## Record extracts
▼
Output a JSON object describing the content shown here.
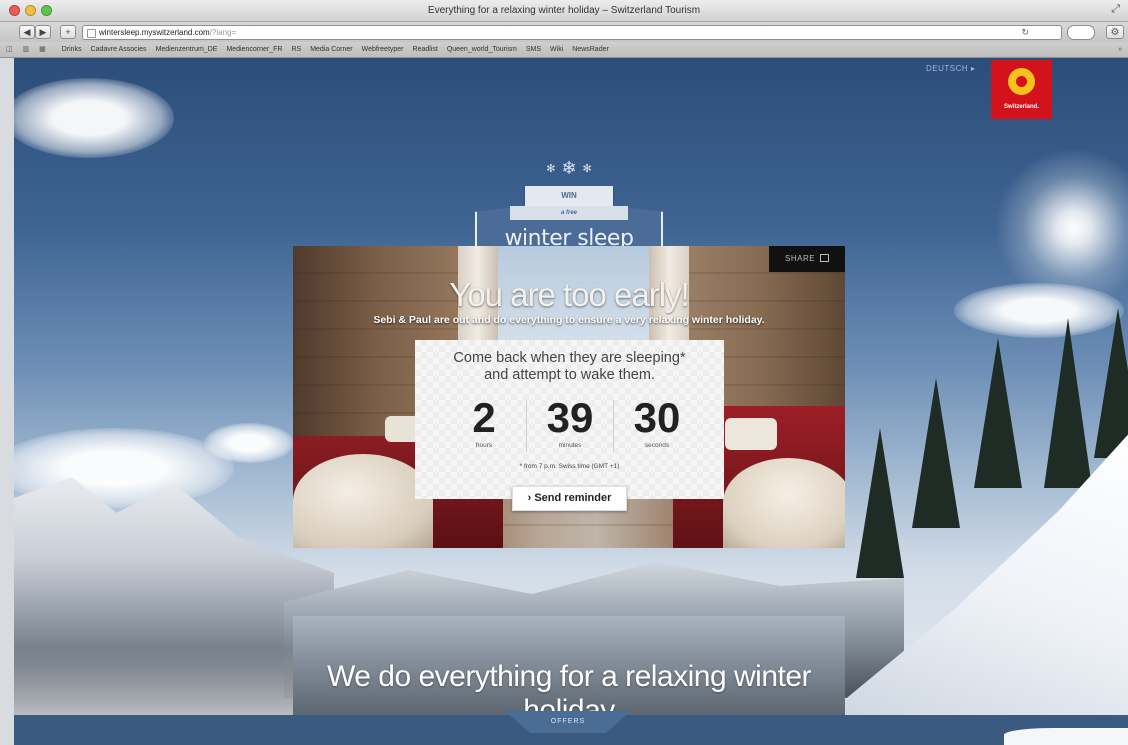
{
  "browser": {
    "window_title": "Everything for a relaxing winter holiday – Switzerland Tourism",
    "url_host": "wintersleep.myswitzerland.com",
    "url_path": "/?lang=",
    "bookmarks": [
      "Drinks",
      "Cadavre Associes",
      "Medienzentrum_DE",
      "Mediencorner_FR",
      "RS",
      "Media Corner",
      "Webfreetyper",
      "Readlist",
      "Queen_world_Tourism",
      "SMS",
      "Wiki",
      "NewsRader"
    ]
  },
  "page": {
    "top_link": "DEUTSCH ▸",
    "logo_text": "Switzerland."
  },
  "badge": {
    "win": "WIN",
    "ribbon": "a free",
    "title": "winter sleep"
  },
  "hero": {
    "share": "SHARE",
    "headline": "You are too early!",
    "subline": "Sebi & Paul are out and do everything to ensure a very relaxing winter holiday.",
    "countdown": {
      "message_line1": "Come back when they are sleeping*",
      "message_line2": "and attempt to wake them.",
      "hours": "2",
      "hours_label": "hours",
      "minutes": "39",
      "minutes_label": "minutes",
      "seconds": "30",
      "seconds_label": "seconds",
      "note": "* from 7 p.m. Swiss time (GMT +1)",
      "button": "› Send reminder"
    }
  },
  "lower": {
    "headline": "We do everything for a relaxing winter holiday"
  },
  "footer": {
    "offers": "OFFERS"
  },
  "colors": {
    "brand_red": "#d3121b",
    "badge_blue": "#4a6c96",
    "bar_blue": "#3a5a80"
  }
}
▲
## Task description
Quote each record exactly as it stands, minus the pictures.

## Answer to the exercise
Output a JSON object describing the content shown here.
{
  "browser": {
    "window_title": "Everything for a relaxing winter holiday – Switzerland Tourism",
    "url_host": "wintersleep.myswitzerland.com",
    "url_path": "/?lang=",
    "bookmarks": [
      "Drinks",
      "Cadavre Associes",
      "Medienzentrum_DE",
      "Mediencorner_FR",
      "RS",
      "Media Corner",
      "Webfreetyper",
      "Readlist",
      "Queen_world_Tourism",
      "SMS",
      "Wiki",
      "NewsRader"
    ]
  },
  "page": {
    "top_link": "DEUTSCH ▸",
    "logo_text": "Switzerland."
  },
  "badge": {
    "win": "WIN",
    "ribbon": "a free",
    "title": "winter sleep"
  },
  "hero": {
    "share": "SHARE",
    "headline": "You are too early!",
    "subline": "Sebi & Paul are out and do everything to ensure a very relaxing winter holiday.",
    "countdown": {
      "message_line1": "Come back when they are sleeping*",
      "message_line2": "and attempt to wake them.",
      "hours": "2",
      "hours_label": "hours",
      "minutes": "39",
      "minutes_label": "minutes",
      "seconds": "30",
      "seconds_label": "seconds",
      "note": "* from 7 p.m. Swiss time (GMT +1)",
      "button": "› Send reminder"
    }
  },
  "lower": {
    "headline": "We do everything for a relaxing winter holiday"
  },
  "footer": {
    "offers": "OFFERS"
  },
  "colors": {
    "brand_red": "#d3121b",
    "badge_blue": "#4a6c96",
    "bar_blue": "#3a5a80"
  }
}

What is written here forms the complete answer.